_Problem to solve_.
Return all the data, word for word.
-------
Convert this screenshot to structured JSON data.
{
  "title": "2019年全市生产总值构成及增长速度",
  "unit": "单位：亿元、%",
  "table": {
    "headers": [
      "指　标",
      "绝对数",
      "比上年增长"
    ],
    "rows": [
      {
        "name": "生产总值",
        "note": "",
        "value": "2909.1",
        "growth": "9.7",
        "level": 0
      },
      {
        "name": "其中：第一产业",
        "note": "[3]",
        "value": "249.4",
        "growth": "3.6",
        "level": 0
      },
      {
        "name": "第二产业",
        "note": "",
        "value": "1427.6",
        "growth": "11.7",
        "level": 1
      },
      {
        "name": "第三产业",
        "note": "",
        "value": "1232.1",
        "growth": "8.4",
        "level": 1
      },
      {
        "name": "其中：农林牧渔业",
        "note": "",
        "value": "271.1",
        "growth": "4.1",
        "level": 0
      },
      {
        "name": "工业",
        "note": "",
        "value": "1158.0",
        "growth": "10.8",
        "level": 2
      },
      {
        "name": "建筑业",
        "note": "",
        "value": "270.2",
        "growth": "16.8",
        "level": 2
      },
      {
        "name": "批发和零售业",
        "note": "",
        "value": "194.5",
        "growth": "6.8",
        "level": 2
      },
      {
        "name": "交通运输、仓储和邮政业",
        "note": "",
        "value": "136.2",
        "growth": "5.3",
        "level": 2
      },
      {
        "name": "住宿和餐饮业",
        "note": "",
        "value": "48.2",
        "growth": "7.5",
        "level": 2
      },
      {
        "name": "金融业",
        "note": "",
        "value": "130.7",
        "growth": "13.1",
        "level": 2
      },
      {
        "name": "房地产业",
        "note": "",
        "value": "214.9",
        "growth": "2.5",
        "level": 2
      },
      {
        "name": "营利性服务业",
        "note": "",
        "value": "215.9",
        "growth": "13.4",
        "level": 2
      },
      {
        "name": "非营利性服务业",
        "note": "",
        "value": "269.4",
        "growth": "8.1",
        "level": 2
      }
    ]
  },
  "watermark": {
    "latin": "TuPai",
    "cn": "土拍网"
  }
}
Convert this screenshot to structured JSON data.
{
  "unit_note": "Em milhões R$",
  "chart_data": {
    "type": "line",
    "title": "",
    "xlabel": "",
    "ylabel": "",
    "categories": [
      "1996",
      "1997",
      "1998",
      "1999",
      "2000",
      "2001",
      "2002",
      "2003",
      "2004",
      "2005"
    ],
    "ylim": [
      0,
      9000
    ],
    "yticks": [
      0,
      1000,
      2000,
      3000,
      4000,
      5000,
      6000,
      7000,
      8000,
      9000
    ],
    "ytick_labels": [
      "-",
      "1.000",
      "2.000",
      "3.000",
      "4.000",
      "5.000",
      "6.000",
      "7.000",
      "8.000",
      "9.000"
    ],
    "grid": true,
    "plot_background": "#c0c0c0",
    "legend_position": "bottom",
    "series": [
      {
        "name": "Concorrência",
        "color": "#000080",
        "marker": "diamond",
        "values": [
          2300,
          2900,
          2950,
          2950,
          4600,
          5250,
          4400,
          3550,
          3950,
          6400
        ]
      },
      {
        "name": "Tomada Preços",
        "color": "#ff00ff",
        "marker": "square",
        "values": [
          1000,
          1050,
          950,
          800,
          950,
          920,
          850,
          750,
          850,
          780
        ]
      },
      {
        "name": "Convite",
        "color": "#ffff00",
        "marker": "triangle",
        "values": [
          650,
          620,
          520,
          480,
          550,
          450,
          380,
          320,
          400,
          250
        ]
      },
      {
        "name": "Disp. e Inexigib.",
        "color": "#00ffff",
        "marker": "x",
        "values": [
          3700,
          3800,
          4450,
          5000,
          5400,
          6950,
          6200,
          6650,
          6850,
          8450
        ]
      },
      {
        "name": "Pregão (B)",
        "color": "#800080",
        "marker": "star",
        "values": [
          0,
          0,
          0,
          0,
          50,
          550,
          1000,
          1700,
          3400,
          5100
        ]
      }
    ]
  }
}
-------
_Answer below_.
Convert this screenshot to structured JSON data.
{
  "title": "2019年全市生产总值构成及增长速度",
  "unit": "单位：亿元、%",
  "table": {
    "headers": [
      "指　标",
      "绝对数",
      "比上年增长"
    ],
    "rows": [
      {
        "name": "生产总值",
        "note": "",
        "value": "2909.1",
        "growth": "9.7",
        "level": 0
      },
      {
        "name": "其中：第一产业",
        "note": "[3]",
        "value": "249.4",
        "growth": "3.6",
        "level": 0
      },
      {
        "name": "第二产业",
        "note": "",
        "value": "1427.6",
        "growth": "11.7",
        "level": 1
      },
      {
        "name": "第三产业",
        "note": "",
        "value": "1232.1",
        "growth": "8.4",
        "level": 1
      },
      {
        "name": "其中：农林牧渔业",
        "note": "",
        "value": "271.1",
        "growth": "4.1",
        "level": 0
      },
      {
        "name": "工业",
        "note": "",
        "value": "1158.0",
        "growth": "10.8",
        "level": 2
      },
      {
        "name": "建筑业",
        "note": "",
        "value": "270.2",
        "growth": "16.8",
        "level": 2
      },
      {
        "name": "批发和零售业",
        "note": "",
        "value": "194.5",
        "growth": "6.8",
        "level": 2
      },
      {
        "name": "交通运输、仓储和邮政业",
        "note": "",
        "value": "136.2",
        "growth": "5.3",
        "level": 2
      },
      {
        "name": "住宿和餐饮业",
        "note": "",
        "value": "48.2",
        "growth": "7.5",
        "level": 2
      },
      {
        "name": "金融业",
        "note": "",
        "value": "130.7",
        "growth": "13.1",
        "level": 2
      },
      {
        "name": "房地产业",
        "note": "",
        "value": "214.9",
        "growth": "2.5",
        "level": 2
      },
      {
        "name": "营利性服务业",
        "note": "",
        "value": "215.9",
        "growth": "13.4",
        "level": 2
      },
      {
        "name": "非营利性服务业",
        "note": "",
        "value": "269.4",
        "growth": "8.1",
        "level": 2
      }
    ]
  },
  "watermark": {
    "latin": "TuPai",
    "cn": "土拍网"
  }
}
Convert this screenshot to structured JSON data.
{
  "unit_note": "Em milhões R$",
  "chart_data": {
    "type": "line",
    "title": "",
    "xlabel": "",
    "ylabel": "",
    "categories": [
      "1996",
      "1997",
      "1998",
      "1999",
      "2000",
      "2001",
      "2002",
      "2003",
      "2004",
      "2005"
    ],
    "ylim": [
      0,
      9000
    ],
    "yticks": [
      0,
      1000,
      2000,
      3000,
      4000,
      5000,
      6000,
      7000,
      8000,
      9000
    ],
    "ytick_labels": [
      "-",
      "1.000",
      "2.000",
      "3.000",
      "4.000",
      "5.000",
      "6.000",
      "7.000",
      "8.000",
      "9.000"
    ],
    "grid": true,
    "plot_background": "#c0c0c0",
    "legend_position": "bottom",
    "series": [
      {
        "name": "Concorrência",
        "color": "#000080",
        "marker": "diamond",
        "values": [
          2300,
          2900,
          2950,
          2950,
          4600,
          5250,
          4400,
          3550,
          3950,
          6400
        ]
      },
      {
        "name": "Tomada Preços",
        "color": "#ff00ff",
        "marker": "square",
        "values": [
          1000,
          1050,
          950,
          800,
          950,
          920,
          850,
          750,
          850,
          780
        ]
      },
      {
        "name": "Convite",
        "color": "#ffff00",
        "marker": "triangle",
        "values": [
          650,
          620,
          520,
          480,
          550,
          450,
          380,
          320,
          400,
          250
        ]
      },
      {
        "name": "Disp. e Inexigib.",
        "color": "#00ffff",
        "marker": "x",
        "values": [
          3700,
          3800,
          4450,
          5000,
          5400,
          6950,
          6200,
          6650,
          6850,
          8450
        ]
      },
      {
        "name": "Pregão (B)",
        "color": "#800080",
        "marker": "star",
        "values": [
          0,
          0,
          0,
          0,
          50,
          550,
          1000,
          1700,
          3400,
          5100
        ]
      }
    ]
  }
}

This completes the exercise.